:: WHAT IS ASKED ::
Find and return each line containing "його".

:: EXTRACTED RECORDS ::
■ ■ ■ ■ ■

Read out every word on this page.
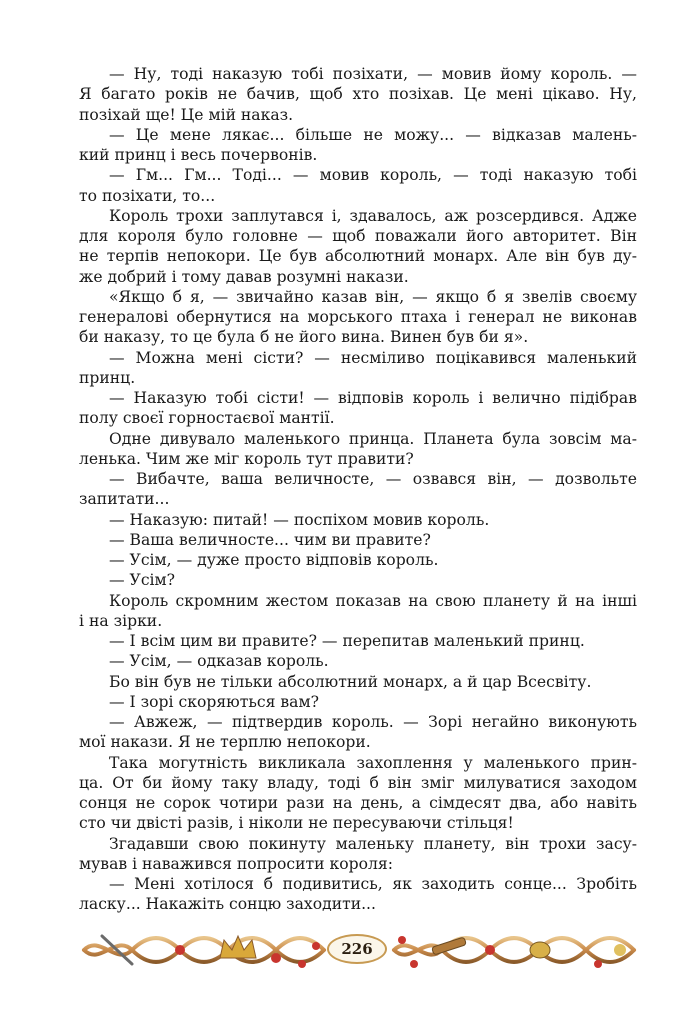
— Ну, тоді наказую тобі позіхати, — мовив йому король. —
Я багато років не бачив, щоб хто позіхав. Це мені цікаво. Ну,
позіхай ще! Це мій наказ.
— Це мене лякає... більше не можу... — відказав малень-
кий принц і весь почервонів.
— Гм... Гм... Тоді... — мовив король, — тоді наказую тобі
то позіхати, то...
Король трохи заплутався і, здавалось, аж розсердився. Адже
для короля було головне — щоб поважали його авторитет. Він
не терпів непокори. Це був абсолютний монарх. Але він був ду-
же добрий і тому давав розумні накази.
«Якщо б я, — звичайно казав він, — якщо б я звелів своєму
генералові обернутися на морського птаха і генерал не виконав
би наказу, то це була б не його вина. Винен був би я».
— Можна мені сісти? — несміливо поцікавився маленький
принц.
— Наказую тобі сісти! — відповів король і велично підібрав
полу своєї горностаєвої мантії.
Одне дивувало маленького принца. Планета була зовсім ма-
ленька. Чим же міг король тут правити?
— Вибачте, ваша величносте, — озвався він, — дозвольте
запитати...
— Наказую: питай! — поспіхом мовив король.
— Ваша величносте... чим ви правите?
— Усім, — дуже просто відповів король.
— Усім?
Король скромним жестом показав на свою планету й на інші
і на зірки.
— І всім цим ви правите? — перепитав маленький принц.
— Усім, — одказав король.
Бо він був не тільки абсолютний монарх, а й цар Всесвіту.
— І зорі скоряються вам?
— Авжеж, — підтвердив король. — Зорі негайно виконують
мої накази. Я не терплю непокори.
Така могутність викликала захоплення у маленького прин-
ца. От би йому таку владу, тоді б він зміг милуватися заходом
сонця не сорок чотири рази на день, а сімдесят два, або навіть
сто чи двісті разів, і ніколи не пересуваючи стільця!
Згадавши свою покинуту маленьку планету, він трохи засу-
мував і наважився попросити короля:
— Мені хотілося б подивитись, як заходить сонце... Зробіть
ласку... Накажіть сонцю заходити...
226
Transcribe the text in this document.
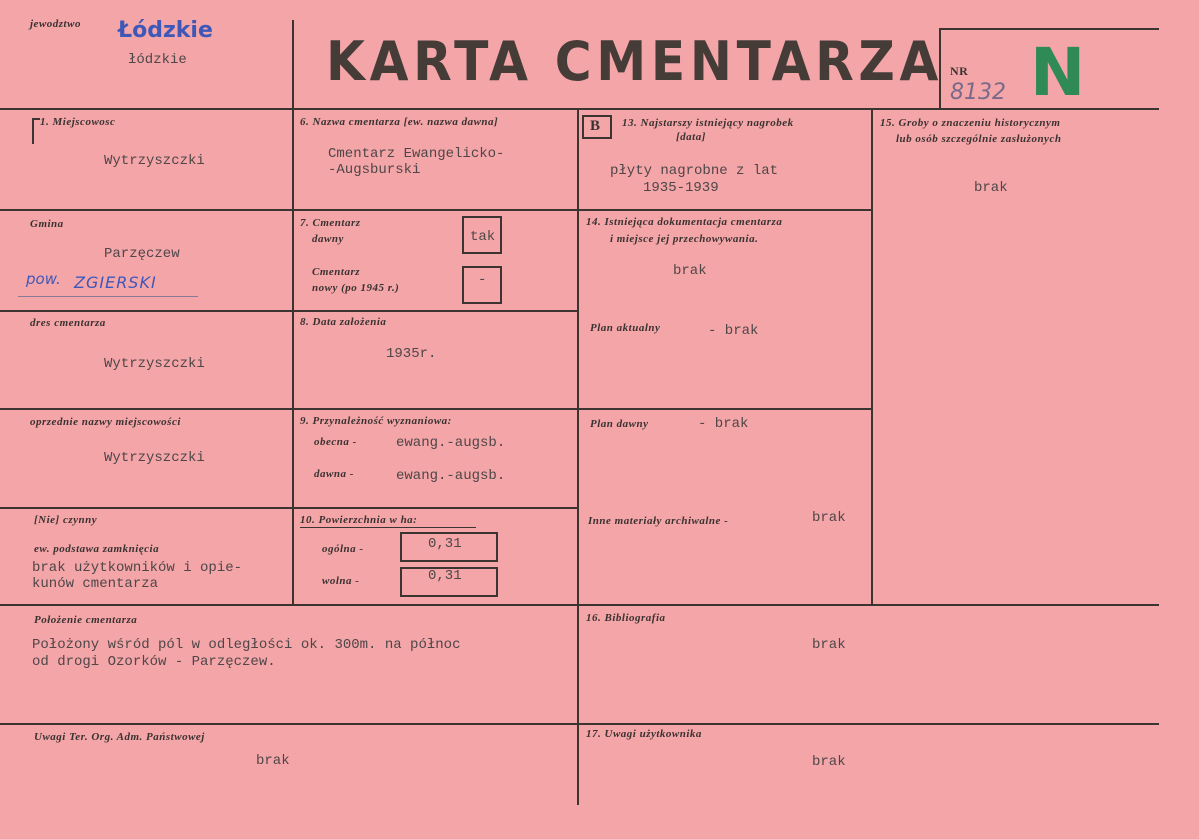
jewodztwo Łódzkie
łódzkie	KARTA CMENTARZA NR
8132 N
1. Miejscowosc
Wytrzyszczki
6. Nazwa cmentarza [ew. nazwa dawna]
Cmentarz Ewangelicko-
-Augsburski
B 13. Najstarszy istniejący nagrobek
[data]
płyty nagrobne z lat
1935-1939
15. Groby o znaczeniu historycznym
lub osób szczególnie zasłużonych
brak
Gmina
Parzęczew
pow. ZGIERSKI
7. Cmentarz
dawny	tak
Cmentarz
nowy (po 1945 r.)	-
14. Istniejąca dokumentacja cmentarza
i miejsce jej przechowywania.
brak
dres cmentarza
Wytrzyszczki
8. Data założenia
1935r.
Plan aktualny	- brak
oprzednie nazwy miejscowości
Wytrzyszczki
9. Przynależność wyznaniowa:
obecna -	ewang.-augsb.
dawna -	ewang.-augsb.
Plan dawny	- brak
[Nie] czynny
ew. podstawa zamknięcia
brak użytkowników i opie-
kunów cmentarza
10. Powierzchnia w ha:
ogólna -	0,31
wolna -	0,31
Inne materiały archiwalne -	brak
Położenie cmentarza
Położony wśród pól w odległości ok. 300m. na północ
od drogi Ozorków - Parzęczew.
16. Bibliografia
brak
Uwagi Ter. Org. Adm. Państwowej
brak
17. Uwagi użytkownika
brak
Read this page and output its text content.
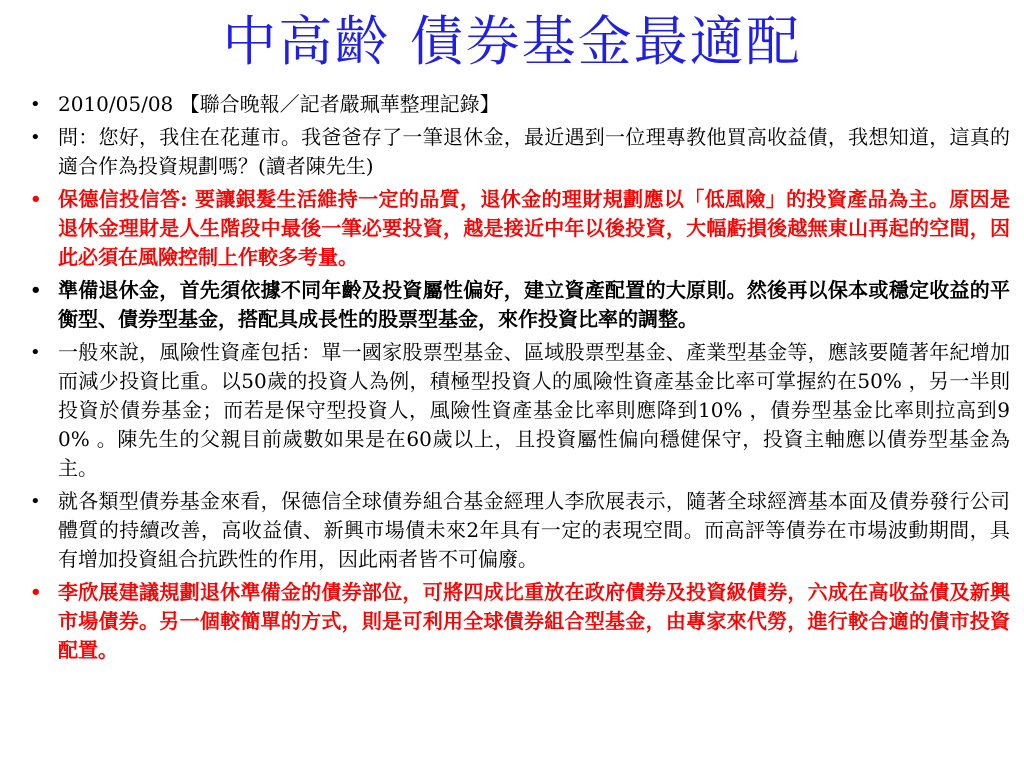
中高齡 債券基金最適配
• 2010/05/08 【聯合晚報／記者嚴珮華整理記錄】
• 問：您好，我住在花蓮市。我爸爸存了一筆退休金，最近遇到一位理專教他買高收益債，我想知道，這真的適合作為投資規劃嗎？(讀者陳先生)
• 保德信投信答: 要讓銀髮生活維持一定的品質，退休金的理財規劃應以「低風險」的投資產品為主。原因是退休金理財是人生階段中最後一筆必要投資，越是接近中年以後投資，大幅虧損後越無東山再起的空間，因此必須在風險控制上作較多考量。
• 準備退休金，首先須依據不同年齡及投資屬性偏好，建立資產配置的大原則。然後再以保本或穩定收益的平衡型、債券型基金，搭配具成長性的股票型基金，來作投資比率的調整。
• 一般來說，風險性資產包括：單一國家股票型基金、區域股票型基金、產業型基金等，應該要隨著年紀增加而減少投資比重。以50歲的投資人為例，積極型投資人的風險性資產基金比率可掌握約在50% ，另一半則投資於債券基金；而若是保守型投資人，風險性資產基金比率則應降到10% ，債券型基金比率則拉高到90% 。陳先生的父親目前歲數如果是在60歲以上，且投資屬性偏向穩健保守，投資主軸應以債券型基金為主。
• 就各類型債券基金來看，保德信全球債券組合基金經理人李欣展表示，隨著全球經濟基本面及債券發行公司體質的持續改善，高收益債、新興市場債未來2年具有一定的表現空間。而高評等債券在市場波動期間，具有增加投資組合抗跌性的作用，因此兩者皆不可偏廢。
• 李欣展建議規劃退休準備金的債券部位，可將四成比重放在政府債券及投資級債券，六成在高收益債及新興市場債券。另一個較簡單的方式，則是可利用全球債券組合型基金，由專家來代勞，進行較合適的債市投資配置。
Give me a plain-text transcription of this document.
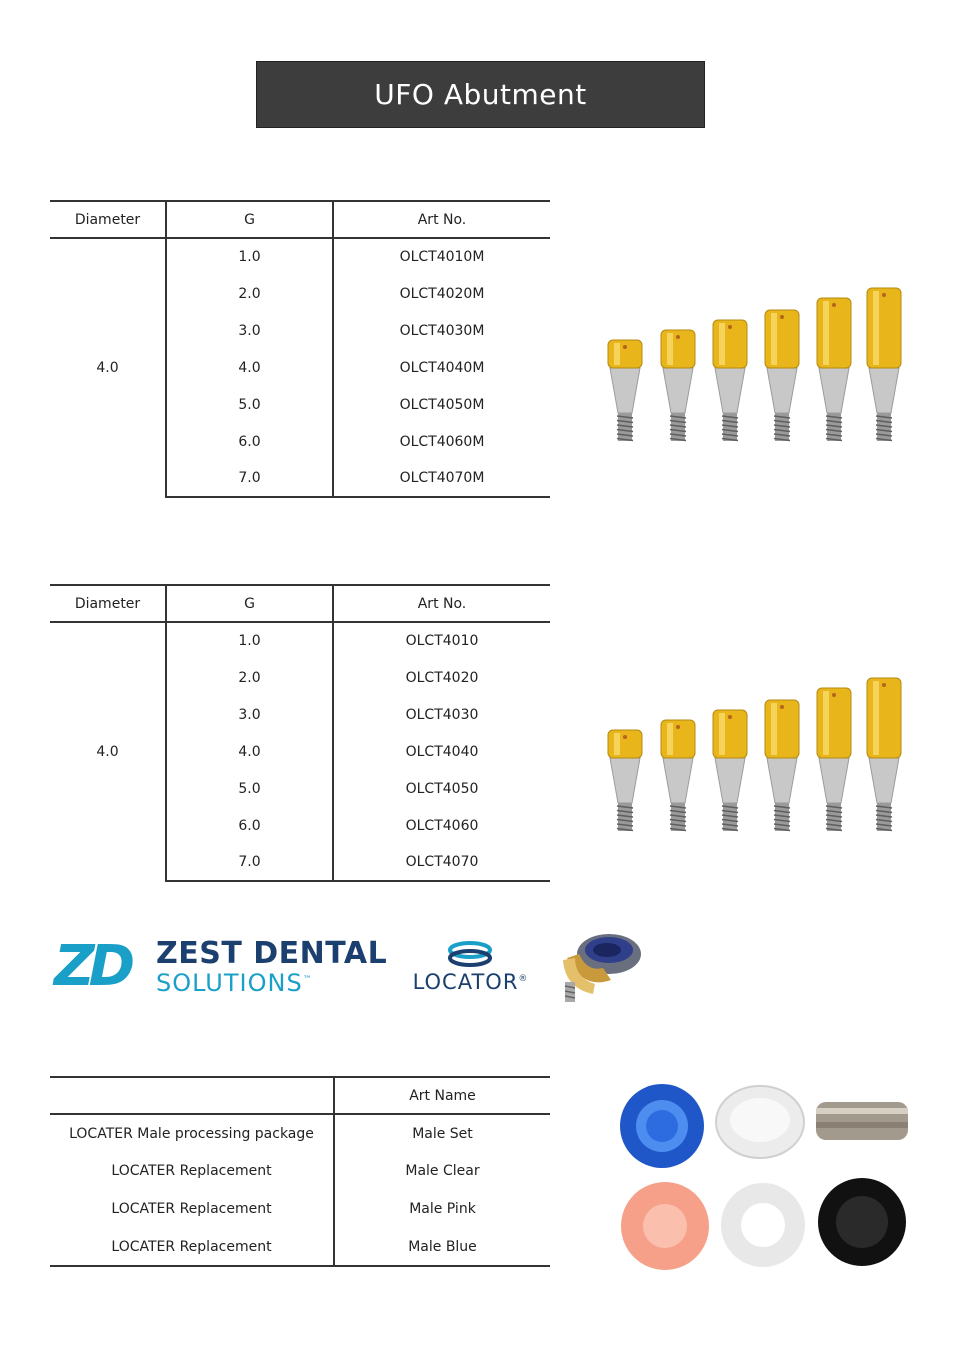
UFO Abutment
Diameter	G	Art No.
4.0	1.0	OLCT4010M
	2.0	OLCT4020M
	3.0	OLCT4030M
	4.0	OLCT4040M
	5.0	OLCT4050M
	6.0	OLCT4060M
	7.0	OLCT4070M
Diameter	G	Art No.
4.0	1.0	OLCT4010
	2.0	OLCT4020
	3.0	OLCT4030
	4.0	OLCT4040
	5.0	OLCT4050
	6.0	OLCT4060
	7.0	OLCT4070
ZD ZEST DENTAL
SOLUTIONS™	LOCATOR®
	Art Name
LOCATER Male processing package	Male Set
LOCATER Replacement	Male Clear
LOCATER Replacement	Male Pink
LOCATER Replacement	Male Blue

■ ■ ■ ■ ■

:: WORKED ANSWER ::
для короля було головне — щоб поважали його авторитет. Він
би наказу, то це була б не його вина. Винен був би я».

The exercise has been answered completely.